Data entries
────

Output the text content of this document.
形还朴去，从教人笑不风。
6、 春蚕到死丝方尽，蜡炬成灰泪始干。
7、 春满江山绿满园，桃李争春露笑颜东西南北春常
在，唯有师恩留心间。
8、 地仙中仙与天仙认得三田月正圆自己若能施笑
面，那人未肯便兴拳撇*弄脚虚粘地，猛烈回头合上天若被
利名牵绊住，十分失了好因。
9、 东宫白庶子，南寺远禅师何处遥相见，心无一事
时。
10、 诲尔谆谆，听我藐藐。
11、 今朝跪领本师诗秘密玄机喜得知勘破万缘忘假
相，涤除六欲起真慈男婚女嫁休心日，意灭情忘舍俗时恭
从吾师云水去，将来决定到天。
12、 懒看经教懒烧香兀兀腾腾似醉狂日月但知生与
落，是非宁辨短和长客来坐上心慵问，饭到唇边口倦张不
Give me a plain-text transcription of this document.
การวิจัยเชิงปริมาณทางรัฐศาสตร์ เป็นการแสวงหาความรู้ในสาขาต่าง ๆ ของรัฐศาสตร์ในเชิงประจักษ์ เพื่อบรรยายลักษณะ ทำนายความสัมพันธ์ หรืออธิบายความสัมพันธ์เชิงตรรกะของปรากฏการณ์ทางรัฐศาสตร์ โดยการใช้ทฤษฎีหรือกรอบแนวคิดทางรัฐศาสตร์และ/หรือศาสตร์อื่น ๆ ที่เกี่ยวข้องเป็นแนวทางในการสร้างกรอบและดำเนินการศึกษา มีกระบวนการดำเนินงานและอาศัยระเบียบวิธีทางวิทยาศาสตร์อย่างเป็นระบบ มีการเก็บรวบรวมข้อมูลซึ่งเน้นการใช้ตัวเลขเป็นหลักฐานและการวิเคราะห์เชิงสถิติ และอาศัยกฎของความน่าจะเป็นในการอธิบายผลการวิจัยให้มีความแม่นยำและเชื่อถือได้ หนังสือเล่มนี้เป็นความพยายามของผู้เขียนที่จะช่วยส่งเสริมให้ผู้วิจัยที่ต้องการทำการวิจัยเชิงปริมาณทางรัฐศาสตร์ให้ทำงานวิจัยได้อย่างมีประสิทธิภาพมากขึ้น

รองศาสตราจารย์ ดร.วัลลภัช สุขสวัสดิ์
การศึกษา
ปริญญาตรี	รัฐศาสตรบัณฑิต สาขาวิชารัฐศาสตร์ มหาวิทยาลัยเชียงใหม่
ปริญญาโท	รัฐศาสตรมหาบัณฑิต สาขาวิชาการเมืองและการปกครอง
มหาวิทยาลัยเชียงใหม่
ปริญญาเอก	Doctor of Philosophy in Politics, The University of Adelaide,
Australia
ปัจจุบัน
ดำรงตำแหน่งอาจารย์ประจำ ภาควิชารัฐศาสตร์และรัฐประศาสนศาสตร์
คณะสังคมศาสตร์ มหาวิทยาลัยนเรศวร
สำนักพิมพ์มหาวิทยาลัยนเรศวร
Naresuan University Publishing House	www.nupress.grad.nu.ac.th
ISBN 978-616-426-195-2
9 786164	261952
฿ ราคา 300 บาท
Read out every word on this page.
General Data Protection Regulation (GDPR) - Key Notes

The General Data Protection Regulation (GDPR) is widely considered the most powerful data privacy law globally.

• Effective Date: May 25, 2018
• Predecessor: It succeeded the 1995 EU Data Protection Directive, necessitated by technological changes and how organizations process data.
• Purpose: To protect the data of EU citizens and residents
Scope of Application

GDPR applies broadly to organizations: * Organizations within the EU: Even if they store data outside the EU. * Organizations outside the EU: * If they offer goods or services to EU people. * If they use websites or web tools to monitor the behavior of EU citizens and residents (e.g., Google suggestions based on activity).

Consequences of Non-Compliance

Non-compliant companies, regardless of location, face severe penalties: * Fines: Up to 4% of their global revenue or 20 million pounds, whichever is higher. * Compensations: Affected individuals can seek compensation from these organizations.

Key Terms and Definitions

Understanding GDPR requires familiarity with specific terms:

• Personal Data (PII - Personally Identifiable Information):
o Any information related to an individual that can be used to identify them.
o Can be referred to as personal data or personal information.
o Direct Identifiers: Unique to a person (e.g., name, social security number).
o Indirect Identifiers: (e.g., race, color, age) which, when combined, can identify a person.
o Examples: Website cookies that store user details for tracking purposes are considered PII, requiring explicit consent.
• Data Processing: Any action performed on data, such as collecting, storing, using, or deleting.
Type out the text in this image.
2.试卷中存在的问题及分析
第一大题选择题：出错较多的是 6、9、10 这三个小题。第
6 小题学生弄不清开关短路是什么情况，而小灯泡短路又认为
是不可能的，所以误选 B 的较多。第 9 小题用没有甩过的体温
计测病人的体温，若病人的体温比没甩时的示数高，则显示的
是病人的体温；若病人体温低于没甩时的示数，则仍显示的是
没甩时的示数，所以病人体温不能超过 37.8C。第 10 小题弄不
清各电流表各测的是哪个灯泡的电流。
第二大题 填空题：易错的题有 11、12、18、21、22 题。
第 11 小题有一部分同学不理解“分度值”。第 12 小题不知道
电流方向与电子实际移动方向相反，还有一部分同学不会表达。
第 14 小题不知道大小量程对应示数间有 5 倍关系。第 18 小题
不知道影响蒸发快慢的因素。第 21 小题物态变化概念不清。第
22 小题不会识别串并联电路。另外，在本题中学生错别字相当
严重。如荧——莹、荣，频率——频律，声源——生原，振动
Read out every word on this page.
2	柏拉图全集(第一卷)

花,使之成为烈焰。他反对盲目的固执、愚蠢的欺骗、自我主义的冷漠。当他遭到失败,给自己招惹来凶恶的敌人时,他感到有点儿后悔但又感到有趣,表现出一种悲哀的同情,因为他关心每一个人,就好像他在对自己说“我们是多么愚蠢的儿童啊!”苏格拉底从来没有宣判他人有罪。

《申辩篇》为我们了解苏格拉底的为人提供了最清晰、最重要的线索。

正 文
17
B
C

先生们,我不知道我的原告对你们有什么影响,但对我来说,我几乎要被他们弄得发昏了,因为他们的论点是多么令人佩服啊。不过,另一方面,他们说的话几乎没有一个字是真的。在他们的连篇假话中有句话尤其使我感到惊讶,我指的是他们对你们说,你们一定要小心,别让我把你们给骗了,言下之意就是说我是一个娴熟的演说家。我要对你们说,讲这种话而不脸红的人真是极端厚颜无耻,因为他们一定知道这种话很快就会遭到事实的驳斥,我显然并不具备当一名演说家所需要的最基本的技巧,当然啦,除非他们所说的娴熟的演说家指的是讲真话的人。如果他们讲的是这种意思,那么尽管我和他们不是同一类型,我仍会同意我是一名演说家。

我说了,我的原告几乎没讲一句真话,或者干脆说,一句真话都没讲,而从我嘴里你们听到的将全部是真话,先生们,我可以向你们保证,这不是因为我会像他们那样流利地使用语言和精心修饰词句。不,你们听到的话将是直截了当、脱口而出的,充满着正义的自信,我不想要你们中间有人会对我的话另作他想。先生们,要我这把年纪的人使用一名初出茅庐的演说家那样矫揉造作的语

────

### WRITTEN TASK:
Go through the records and pull out each line that includes the word "Identifiers".

### REPLY:
o Direct Identifiers: Unique to a person (e.g., name, social security number).
o Indirect Identifiers: (e.g., race, color, age) which, when combined, can identify a person.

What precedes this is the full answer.